++++ SUPPLIED MATERIAL

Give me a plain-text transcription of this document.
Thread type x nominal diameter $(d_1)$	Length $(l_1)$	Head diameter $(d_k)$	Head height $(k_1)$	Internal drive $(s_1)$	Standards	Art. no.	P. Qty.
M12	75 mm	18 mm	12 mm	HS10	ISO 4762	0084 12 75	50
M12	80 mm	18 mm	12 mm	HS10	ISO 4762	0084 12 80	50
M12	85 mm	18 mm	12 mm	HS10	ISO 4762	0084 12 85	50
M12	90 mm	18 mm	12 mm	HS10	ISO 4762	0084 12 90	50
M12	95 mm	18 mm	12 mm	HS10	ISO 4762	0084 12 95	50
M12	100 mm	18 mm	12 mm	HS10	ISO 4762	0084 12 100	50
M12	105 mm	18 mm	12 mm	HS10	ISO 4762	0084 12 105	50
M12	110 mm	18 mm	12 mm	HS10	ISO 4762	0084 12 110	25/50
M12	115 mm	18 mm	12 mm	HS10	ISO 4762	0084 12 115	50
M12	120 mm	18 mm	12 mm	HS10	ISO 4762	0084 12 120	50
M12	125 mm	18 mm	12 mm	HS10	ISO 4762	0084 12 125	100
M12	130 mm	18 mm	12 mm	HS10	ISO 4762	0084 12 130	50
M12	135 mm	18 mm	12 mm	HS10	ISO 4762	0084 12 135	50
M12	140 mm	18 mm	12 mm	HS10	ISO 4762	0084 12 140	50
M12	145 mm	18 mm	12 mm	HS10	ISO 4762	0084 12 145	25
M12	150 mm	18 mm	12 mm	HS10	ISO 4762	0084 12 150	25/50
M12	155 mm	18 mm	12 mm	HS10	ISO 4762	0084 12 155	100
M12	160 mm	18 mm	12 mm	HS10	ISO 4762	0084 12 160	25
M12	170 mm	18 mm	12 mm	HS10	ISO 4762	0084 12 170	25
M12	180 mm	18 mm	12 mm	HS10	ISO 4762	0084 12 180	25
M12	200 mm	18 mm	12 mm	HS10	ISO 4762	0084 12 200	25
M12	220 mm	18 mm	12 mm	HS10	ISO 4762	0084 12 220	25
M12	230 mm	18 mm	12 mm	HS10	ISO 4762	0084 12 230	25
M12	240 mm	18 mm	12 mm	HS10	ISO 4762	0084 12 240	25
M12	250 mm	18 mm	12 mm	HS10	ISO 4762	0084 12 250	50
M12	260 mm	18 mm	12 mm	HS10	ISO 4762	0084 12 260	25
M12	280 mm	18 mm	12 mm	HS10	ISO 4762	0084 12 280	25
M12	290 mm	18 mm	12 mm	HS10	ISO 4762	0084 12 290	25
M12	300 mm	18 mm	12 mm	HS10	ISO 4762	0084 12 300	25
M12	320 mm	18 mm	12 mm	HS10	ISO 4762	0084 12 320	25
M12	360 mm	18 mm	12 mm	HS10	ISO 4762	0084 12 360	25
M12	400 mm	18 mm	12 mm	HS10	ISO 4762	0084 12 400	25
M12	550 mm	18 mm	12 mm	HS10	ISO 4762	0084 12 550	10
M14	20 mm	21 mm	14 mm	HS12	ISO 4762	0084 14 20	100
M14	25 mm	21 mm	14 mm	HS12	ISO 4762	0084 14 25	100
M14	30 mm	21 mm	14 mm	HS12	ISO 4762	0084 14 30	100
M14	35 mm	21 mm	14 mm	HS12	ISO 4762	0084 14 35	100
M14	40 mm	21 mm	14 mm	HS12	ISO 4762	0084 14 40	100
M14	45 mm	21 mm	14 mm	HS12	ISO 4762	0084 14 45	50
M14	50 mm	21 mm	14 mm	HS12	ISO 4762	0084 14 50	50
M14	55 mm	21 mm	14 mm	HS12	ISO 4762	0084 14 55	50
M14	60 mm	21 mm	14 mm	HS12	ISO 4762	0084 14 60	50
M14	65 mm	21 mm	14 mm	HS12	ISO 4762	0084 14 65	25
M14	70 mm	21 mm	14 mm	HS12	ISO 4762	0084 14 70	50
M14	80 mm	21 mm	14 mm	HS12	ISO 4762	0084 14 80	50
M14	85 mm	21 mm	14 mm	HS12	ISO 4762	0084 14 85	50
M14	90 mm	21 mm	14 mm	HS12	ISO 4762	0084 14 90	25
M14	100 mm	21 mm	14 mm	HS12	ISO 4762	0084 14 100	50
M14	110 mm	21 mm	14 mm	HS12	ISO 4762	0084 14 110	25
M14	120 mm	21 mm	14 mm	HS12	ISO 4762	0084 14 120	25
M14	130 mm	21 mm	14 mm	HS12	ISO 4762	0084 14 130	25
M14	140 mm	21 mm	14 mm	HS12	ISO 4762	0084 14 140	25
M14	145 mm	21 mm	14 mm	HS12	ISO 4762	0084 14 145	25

++++++++

(STATED GOAL) Each entry is to be returned in full, character for character.

(SOLUTION FOR THIS PROBLEM)
Give me a plain-text transcription of this document.
Thread type x nominal diameter $(d_1)$	Length $(l_1)$	Head diameter $(d_k)$	Head height $(k_1)$	Internal drive $(s_1)$	Standards	Art. no.	P. Qty.
M12	75 mm	18 mm	12 mm	HS10	ISO 4762	0084 12 75	50
M12	80 mm	18 mm	12 mm	HS10	ISO 4762	0084 12 80	50
M12	85 mm	18 mm	12 mm	HS10	ISO 4762	0084 12 85	50
M12	90 mm	18 mm	12 mm	HS10	ISO 4762	0084 12 90	50
M12	95 mm	18 mm	12 mm	HS10	ISO 4762	0084 12 95	50
M12	100 mm	18 mm	12 mm	HS10	ISO 4762	0084 12 100	50
M12	105 mm	18 mm	12 mm	HS10	ISO 4762	0084 12 105	50
M12	110 mm	18 mm	12 mm	HS10	ISO 4762	0084 12 110	25/50
M12	115 mm	18 mm	12 mm	HS10	ISO 4762	0084 12 115	50
M12	120 mm	18 mm	12 mm	HS10	ISO 4762	0084 12 120	50
M12	125 mm	18 mm	12 mm	HS10	ISO 4762	0084 12 125	100
M12	130 mm	18 mm	12 mm	HS10	ISO 4762	0084 12 130	50
M12	135 mm	18 mm	12 mm	HS10	ISO 4762	0084 12 135	50
M12	140 mm	18 mm	12 mm	HS10	ISO 4762	0084 12 140	50
M12	145 mm	18 mm	12 mm	HS10	ISO 4762	0084 12 145	25
M12	150 mm	18 mm	12 mm	HS10	ISO 4762	0084 12 150	25/50
M12	155 mm	18 mm	12 mm	HS10	ISO 4762	0084 12 155	100
M12	160 mm	18 mm	12 mm	HS10	ISO 4762	0084 12 160	25
M12	170 mm	18 mm	12 mm	HS10	ISO 4762	0084 12 170	25
M12	180 mm	18 mm	12 mm	HS10	ISO 4762	0084 12 180	25
M12	200 mm	18 mm	12 mm	HS10	ISO 4762	0084 12 200	25
M12	220 mm	18 mm	12 mm	HS10	ISO 4762	0084 12 220	25
M12	230 mm	18 mm	12 mm	HS10	ISO 4762	0084 12 230	25
M12	240 mm	18 mm	12 mm	HS10	ISO 4762	0084 12 240	25
M12	250 mm	18 mm	12 mm	HS10	ISO 4762	0084 12 250	50
M12	260 mm	18 mm	12 mm	HS10	ISO 4762	0084 12 260	25
M12	280 mm	18 mm	12 mm	HS10	ISO 4762	0084 12 280	25
M12	290 mm	18 mm	12 mm	HS10	ISO 4762	0084 12 290	25
M12	300 mm	18 mm	12 mm	HS10	ISO 4762	0084 12 300	25
M12	320 mm	18 mm	12 mm	HS10	ISO 4762	0084 12 320	25
M12	360 mm	18 mm	12 mm	HS10	ISO 4762	0084 12 360	25
M12	400 mm	18 mm	12 mm	HS10	ISO 4762	0084 12 400	25
M12	550 mm	18 mm	12 mm	HS10	ISO 4762	0084 12 550	10
M14	20 mm	21 mm	14 mm	HS12	ISO 4762	0084 14 20	100
M14	25 mm	21 mm	14 mm	HS12	ISO 4762	0084 14 25	100
M14	30 mm	21 mm	14 mm	HS12	ISO 4762	0084 14 30	100
M14	35 mm	21 mm	14 mm	HS12	ISO 4762	0084 14 35	100
M14	40 mm	21 mm	14 mm	HS12	ISO 4762	0084 14 40	100
M14	45 mm	21 mm	14 mm	HS12	ISO 4762	0084 14 45	50
M14	50 mm	21 mm	14 mm	HS12	ISO 4762	0084 14 50	50
M14	55 mm	21 mm	14 mm	HS12	ISO 4762	0084 14 55	50
M14	60 mm	21 mm	14 mm	HS12	ISO 4762	0084 14 60	50
M14	65 mm	21 mm	14 mm	HS12	ISO 4762	0084 14 65	25
M14	70 mm	21 mm	14 mm	HS12	ISO 4762	0084 14 70	50
M14	80 mm	21 mm	14 mm	HS12	ISO 4762	0084 14 80	50
M14	85 mm	21 mm	14 mm	HS12	ISO 4762	0084 14 85	50
M14	90 mm	21 mm	14 mm	HS12	ISO 4762	0084 14 90	25
M14	100 mm	21 mm	14 mm	HS12	ISO 4762	0084 14 100	50
M14	110 mm	21 mm	14 mm	HS12	ISO 4762	0084 14 110	25
M14	120 mm	21 mm	14 mm	HS12	ISO 4762	0084 14 120	25
M14	130 mm	21 mm	14 mm	HS12	ISO 4762	0084 14 130	25
M14	140 mm	21 mm	14 mm	HS12	ISO 4762	0084 14 140	25
M14	145 mm	21 mm	14 mm	HS12	ISO 4762	0084 14 145	25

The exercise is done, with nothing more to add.